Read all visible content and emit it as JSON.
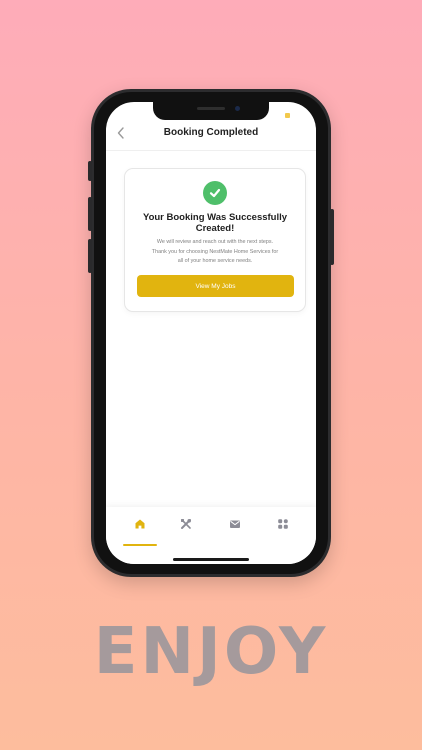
{
  "header": {
    "title": "Booking Completed",
    "back_icon": "chevron-left-icon"
  },
  "card": {
    "icon": "check-circle-icon",
    "title": "Your Booking Was Successfully Created!",
    "message_line1": "We will review and reach out with the next steps.",
    "message_line2": "Thank you for choosing NestMate Home Services for",
    "message_line3": "all of your home service needs.",
    "button_label": "View My Jobs"
  },
  "bottom_nav": {
    "items": [
      {
        "icon": "home-icon",
        "active": true
      },
      {
        "icon": "tools-icon",
        "active": false
      },
      {
        "icon": "mail-icon",
        "active": false
      },
      {
        "icon": "apps-icon",
        "active": false
      }
    ]
  },
  "promo": {
    "text": "ENJOY"
  },
  "colors": {
    "accent": "#e1b40f",
    "success": "#4fbf6a",
    "background_top": "#feacb9",
    "background_bottom": "#fdbd9d",
    "promo_text": "#a59a9c"
  }
}
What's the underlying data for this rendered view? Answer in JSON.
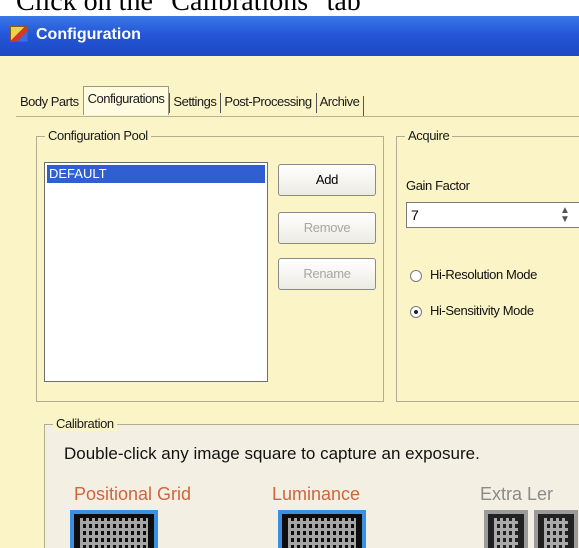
{
  "caption": "Click on the \"Calibrations\" tab",
  "window": {
    "title": "Configuration"
  },
  "tabs": [
    {
      "label": "Body Parts"
    },
    {
      "label": "Configurations"
    },
    {
      "label": "Settings"
    },
    {
      "label": "Post-Processing"
    },
    {
      "label": "Archive"
    }
  ],
  "config_pool": {
    "title": "Configuration Pool",
    "items": [
      "DEFAULT"
    ],
    "add_label": "Add",
    "remove_label": "Remove",
    "rename_label": "Rename"
  },
  "acquire": {
    "title": "Acquire",
    "gain_label": "Gain Factor",
    "gain_value": "7",
    "mode_hires": "Hi-Resolution Mode",
    "mode_hisens": "Hi-Sensitivity Mode",
    "selected_mode": "Hi-Sensitivity Mode"
  },
  "calibration": {
    "title": "Calibration",
    "hint": "Double-click any image square to capture an exposure.",
    "positional_label": "Positional Grid",
    "luminance_label": "Luminance",
    "extra_label": "Extra Ler"
  },
  "colors": {
    "titlebar": "#2457d8",
    "positional_label": "#d0643a",
    "luminance_label": "#d0643a",
    "extra_label": "#8a8a8a"
  }
}
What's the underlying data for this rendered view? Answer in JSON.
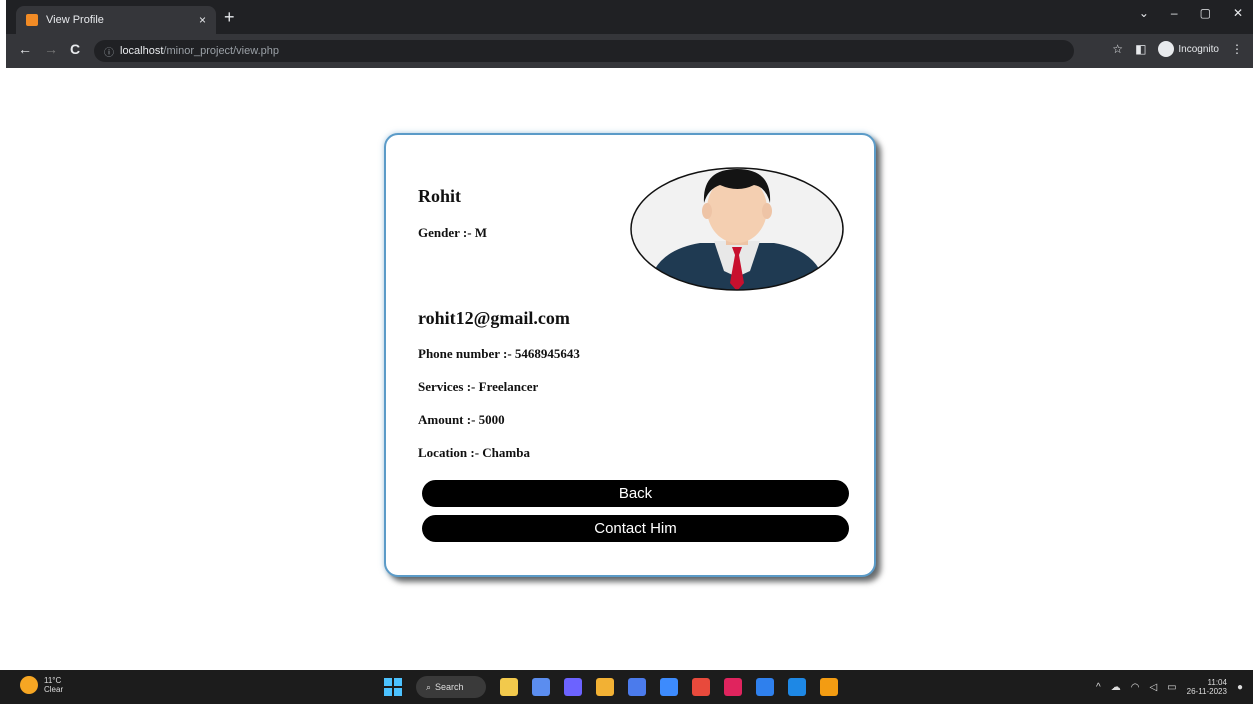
{
  "browser": {
    "tab_title": "View Profile",
    "tab_close": "×",
    "new_tab": "+",
    "url_host": "localhost",
    "url_path": "/minor_project/view.php",
    "incognito_label": "Incognito",
    "back_glyph": "←",
    "forward_glyph": "→",
    "reload_glyph": "C",
    "info_glyph": "ⓘ",
    "star_glyph": "☆",
    "sidepanel_glyph": "◧",
    "menu_glyph": "⋮",
    "minimize_glyph": "–",
    "restore_glyph": "▢",
    "close_glyph": "✕",
    "tabsearch_glyph": "⌄"
  },
  "profile": {
    "name": "Rohit",
    "gender": "Gender :- M",
    "email": "rohit12@gmail.com",
    "phone": "Phone number :- 5468945643",
    "services": "Services :- Freelancer",
    "amount": "Amount :- 5000",
    "location": "Location :- Chamba",
    "back_label": "Back",
    "contact_label": "Contact Him"
  },
  "taskbar": {
    "temperature": "11°C",
    "weather": "Clear",
    "search_label": "Search",
    "time": "11:04",
    "date": "26-11-2023",
    "app_colors": [
      "#f2c94c",
      "#5b8def",
      "#6c63ff",
      "#f2b134",
      "#4b7bec",
      "#3d8bfd",
      "#e84a3c",
      "#e0245e",
      "#2f80ed",
      "#1e88e5",
      "#f39c12"
    ]
  },
  "colors": {
    "card_border": "#5b9bc8",
    "button_bg": "#000000",
    "button_text": "#ffffff"
  }
}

⁂

§ Stated task
Copy the entries above faithfully and omit every image.

§ Solution to this problem
Read all visible content and emit it as JSON.
{
  "header": {
    "title": "Booking Completed",
    "back_icon": "chevron-left-icon"
  },
  "card": {
    "icon": "check-circle-icon",
    "title": "Your Booking Was Successfully Created!",
    "message_line1": "We will review and reach out with the next steps.",
    "message_line2": "Thank you for choosing NestMate Home Services for",
    "message_line3": "all of your home service needs.",
    "button_label": "View My Jobs"
  },
  "bottom_nav": {
    "items": [
      {
        "icon": "home-icon",
        "active": true
      },
      {
        "icon": "tools-icon",
        "active": false
      },
      {
        "icon": "mail-icon",
        "active": false
      },
      {
        "icon": "apps-icon",
        "active": false
      }
    ]
  },
  "promo": {
    "text": "ENJOY"
  },
  "colors": {
    "accent": "#e1b40f",
    "success": "#4fbf6a",
    "background_top": "#feacb9",
    "background_bottom": "#fdbd9d",
    "promo_text": "#a59a9c"
  }
}
What's the underlying data for this rendered view? Answer in JSON.
{
  "caption": "Click on the \"Calibrations\" tab",
  "window": {
    "title": "Configuration"
  },
  "tabs": [
    {
      "label": "Body Parts"
    },
    {
      "label": "Configurations"
    },
    {
      "label": "Settings"
    },
    {
      "label": "Post-Processing"
    },
    {
      "label": "Archive"
    }
  ],
  "config_pool": {
    "title": "Configuration Pool",
    "items": [
      "DEFAULT"
    ],
    "add_label": "Add",
    "remove_label": "Remove",
    "rename_label": "Rename"
  },
  "acquire": {
    "title": "Acquire",
    "gain_label": "Gain Factor",
    "gain_value": "7",
    "mode_hires": "Hi-Resolution Mode",
    "mode_hisens": "Hi-Sensitivity Mode",
    "selected_mode": "Hi-Sensitivity Mode"
  },
  "calibration": {
    "title": "Calibration",
    "hint": "Double-click any image square to capture an exposure.",
    "positional_label": "Positional Grid",
    "luminance_label": "Luminance",
    "extra_label": "Extra Ler"
  },
  "colors": {
    "titlebar": "#2457d8",
    "positional_label": "#d0643a",
    "luminance_label": "#d0643a",
    "extra_label": "#8a8a8a"
  }
}
What's the underlying data for this rendered view? Answer in JSON.
{
  "browser": {
    "tab_title": "View Profile",
    "tab_close": "×",
    "new_tab": "+",
    "url_host": "localhost",
    "url_path": "/minor_project/view.php",
    "incognito_label": "Incognito",
    "back_glyph": "←",
    "forward_glyph": "→",
    "reload_glyph": "C",
    "info_glyph": "ⓘ",
    "star_glyph": "☆",
    "sidepanel_glyph": "◧",
    "menu_glyph": "⋮",
    "minimize_glyph": "–",
    "restore_glyph": "▢",
    "close_glyph": "✕",
    "tabsearch_glyph": "⌄"
  },
  "profile": {
    "name": "Rohit",
    "gender": "Gender :- M",
    "email": "rohit12@gmail.com",
    "phone": "Phone number :- 5468945643",
    "services": "Services :- Freelancer",
    "amount": "Amount :- 5000",
    "location": "Location :- Chamba",
    "back_label": "Back",
    "contact_label": "Contact Him"
  },
  "taskbar": {
    "temperature": "11°C",
    "weather": "Clear",
    "search_label": "Search",
    "time": "11:04",
    "date": "26-11-2023",
    "app_colors": [
      "#f2c94c",
      "#5b8def",
      "#6c63ff",
      "#f2b134",
      "#4b7bec",
      "#3d8bfd",
      "#e84a3c",
      "#e0245e",
      "#2f80ed",
      "#1e88e5",
      "#f39c12"
    ]
  },
  "colors": {
    "card_border": "#5b9bc8",
    "button_bg": "#000000",
    "button_text": "#ffffff"
  }
}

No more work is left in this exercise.